» EXERCISE
What lines of the data hold the string "dismiss"? Pull each one out.

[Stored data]
===============

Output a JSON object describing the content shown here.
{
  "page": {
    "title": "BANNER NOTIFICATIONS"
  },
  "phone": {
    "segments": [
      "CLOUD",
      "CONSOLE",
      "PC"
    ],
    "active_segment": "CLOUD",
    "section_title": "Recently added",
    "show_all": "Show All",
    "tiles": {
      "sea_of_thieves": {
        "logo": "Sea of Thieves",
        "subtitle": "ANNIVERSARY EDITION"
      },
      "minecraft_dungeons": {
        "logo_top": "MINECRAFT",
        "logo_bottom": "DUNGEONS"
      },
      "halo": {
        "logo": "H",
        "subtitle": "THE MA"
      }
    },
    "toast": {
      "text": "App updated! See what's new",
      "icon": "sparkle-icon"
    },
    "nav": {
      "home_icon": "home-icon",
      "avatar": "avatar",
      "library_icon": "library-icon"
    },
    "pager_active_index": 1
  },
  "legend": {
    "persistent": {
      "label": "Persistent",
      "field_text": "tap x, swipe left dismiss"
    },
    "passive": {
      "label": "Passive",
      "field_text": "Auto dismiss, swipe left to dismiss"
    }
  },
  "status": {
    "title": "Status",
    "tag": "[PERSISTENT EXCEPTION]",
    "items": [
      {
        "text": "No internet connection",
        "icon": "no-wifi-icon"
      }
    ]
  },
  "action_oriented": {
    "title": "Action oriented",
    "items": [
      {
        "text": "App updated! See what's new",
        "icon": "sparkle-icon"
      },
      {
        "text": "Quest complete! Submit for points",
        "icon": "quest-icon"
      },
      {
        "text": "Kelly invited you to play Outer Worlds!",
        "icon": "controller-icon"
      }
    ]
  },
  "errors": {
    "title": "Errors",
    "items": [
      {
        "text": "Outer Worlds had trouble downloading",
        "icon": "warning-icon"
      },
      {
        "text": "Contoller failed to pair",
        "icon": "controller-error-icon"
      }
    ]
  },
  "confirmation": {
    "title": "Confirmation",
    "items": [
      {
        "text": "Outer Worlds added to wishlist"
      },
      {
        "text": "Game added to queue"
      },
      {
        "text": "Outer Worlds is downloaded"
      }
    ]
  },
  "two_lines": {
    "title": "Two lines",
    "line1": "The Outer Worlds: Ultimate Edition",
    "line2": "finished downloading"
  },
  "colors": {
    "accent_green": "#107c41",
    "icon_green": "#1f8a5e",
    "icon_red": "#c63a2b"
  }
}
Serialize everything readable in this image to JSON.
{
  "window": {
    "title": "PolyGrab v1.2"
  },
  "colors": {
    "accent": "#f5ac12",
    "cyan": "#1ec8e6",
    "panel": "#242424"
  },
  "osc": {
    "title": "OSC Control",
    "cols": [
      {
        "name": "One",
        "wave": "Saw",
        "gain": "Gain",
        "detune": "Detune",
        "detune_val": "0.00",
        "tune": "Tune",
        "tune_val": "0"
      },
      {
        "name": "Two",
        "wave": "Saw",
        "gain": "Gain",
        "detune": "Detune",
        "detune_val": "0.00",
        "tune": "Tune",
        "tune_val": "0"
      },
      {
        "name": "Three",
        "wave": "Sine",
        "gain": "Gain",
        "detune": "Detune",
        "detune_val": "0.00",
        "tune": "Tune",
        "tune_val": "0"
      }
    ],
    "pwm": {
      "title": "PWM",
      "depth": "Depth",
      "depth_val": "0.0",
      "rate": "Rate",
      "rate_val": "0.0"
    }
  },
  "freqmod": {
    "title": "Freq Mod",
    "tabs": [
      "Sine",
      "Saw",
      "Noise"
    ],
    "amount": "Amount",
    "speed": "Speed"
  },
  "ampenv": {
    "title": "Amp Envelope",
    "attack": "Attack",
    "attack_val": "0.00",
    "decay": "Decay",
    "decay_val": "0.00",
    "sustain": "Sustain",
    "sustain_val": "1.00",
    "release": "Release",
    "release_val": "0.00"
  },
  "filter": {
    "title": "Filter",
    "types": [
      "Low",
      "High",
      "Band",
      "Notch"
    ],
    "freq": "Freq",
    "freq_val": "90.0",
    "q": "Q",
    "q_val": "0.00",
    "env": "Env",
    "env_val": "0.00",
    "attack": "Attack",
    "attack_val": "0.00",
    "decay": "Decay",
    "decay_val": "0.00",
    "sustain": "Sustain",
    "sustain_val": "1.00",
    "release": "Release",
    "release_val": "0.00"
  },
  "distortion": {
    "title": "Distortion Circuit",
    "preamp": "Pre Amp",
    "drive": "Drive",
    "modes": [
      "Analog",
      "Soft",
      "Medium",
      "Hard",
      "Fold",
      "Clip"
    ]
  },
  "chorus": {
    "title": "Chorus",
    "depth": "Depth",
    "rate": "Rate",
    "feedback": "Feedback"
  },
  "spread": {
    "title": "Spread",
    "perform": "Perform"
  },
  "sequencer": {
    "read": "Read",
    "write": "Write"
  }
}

===============

» FINISHED EXERCISE
      "field_text": "tap x, swipe left dismiss"
      "field_text": "Auto dismiss, swipe left to dismiss"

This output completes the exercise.